> Your instructions
Copy nothing but the text: reproduce each line of the listing exactly and leave the pictures out.

Source data:
==========
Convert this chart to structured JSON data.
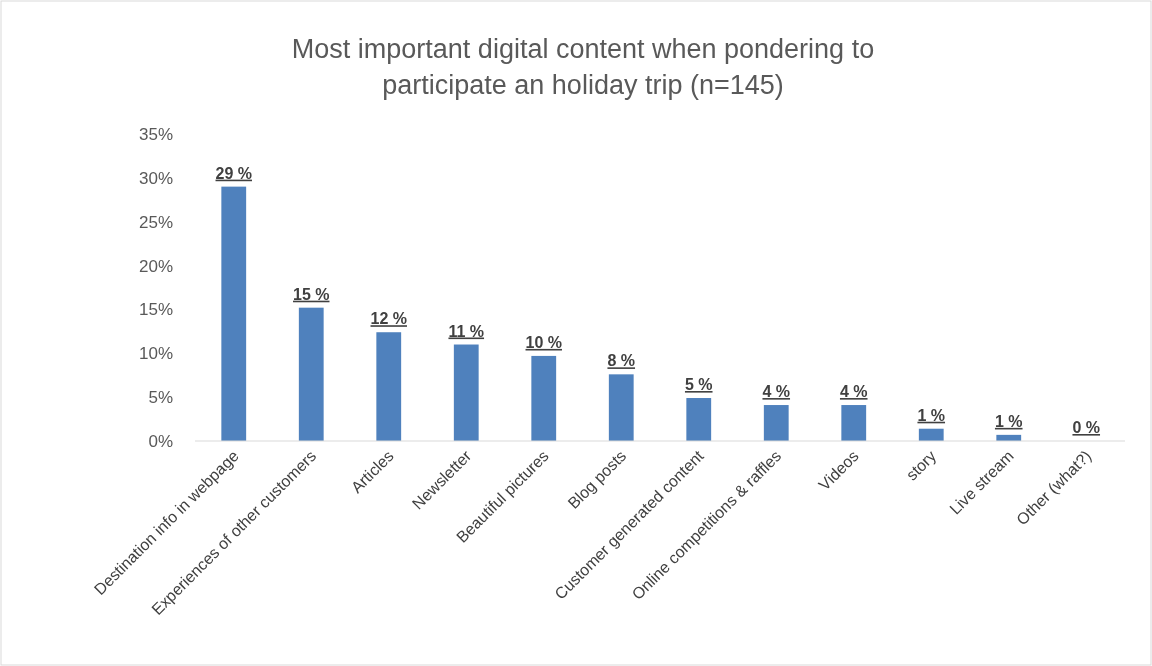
{
  "chart_data": {
    "type": "bar",
    "title": "Most important digital content when pondering to\nparticipate an holiday trip (n=145)",
    "categories": [
      "Destination info in webpage",
      "Experiences of other customers",
      "Articles",
      "Newsletter",
      "Beautiful pictures",
      "Blog posts",
      "Customer generated content",
      "Online competitions & raffles",
      "Videos",
      "story",
      "Live stream",
      "Other (what?)"
    ],
    "values": [
      29,
      15.2,
      12.4,
      11,
      9.7,
      7.6,
      4.9,
      4.1,
      4.1,
      1.4,
      0.7,
      0
    ],
    "value_labels": [
      "29 %",
      "15 %",
      "12 %",
      "11 %",
      "10 %",
      "8 %",
      "5 %",
      "4 %",
      "4 %",
      "1 %",
      "1 %",
      "0 %"
    ],
    "color": "#4f81bd",
    "ylim": [
      0,
      35
    ],
    "yticks": [
      {
        "value": 0,
        "label": "0%"
      },
      {
        "value": 5,
        "label": "5%"
      },
      {
        "value": 10,
        "label": "10%"
      },
      {
        "value": 15,
        "label": "15%"
      },
      {
        "value": 20,
        "label": "20%"
      },
      {
        "value": 25,
        "label": "25%"
      },
      {
        "value": 30,
        "label": "30%"
      },
      {
        "value": 35,
        "label": "35%"
      }
    ],
    "grid": false
  }
}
==========
> Exercise response
Convert this chart to structured JSON data.
{
  "chart_data": {
    "type": "bar",
    "title": "Most important digital content when pondering to\nparticipate an holiday trip (n=145)",
    "categories": [
      "Destination info in webpage",
      "Experiences of other customers",
      "Articles",
      "Newsletter",
      "Beautiful pictures",
      "Blog posts",
      "Customer generated content",
      "Online competitions & raffles",
      "Videos",
      "story",
      "Live stream",
      "Other (what?)"
    ],
    "values": [
      29,
      15.2,
      12.4,
      11,
      9.7,
      7.6,
      4.9,
      4.1,
      4.1,
      1.4,
      0.7,
      0
    ],
    "value_labels": [
      "29 %",
      "15 %",
      "12 %",
      "11 %",
      "10 %",
      "8 %",
      "5 %",
      "4 %",
      "4 %",
      "1 %",
      "1 %",
      "0 %"
    ],
    "color": "#4f81bd",
    "ylim": [
      0,
      35
    ],
    "yticks": [
      {
        "value": 0,
        "label": "0%"
      },
      {
        "value": 5,
        "label": "5%"
      },
      {
        "value": 10,
        "label": "10%"
      },
      {
        "value": 15,
        "label": "15%"
      },
      {
        "value": 20,
        "label": "20%"
      },
      {
        "value": 25,
        "label": "25%"
      },
      {
        "value": 30,
        "label": "30%"
      },
      {
        "value": 35,
        "label": "35%"
      }
    ],
    "grid": false
  }
}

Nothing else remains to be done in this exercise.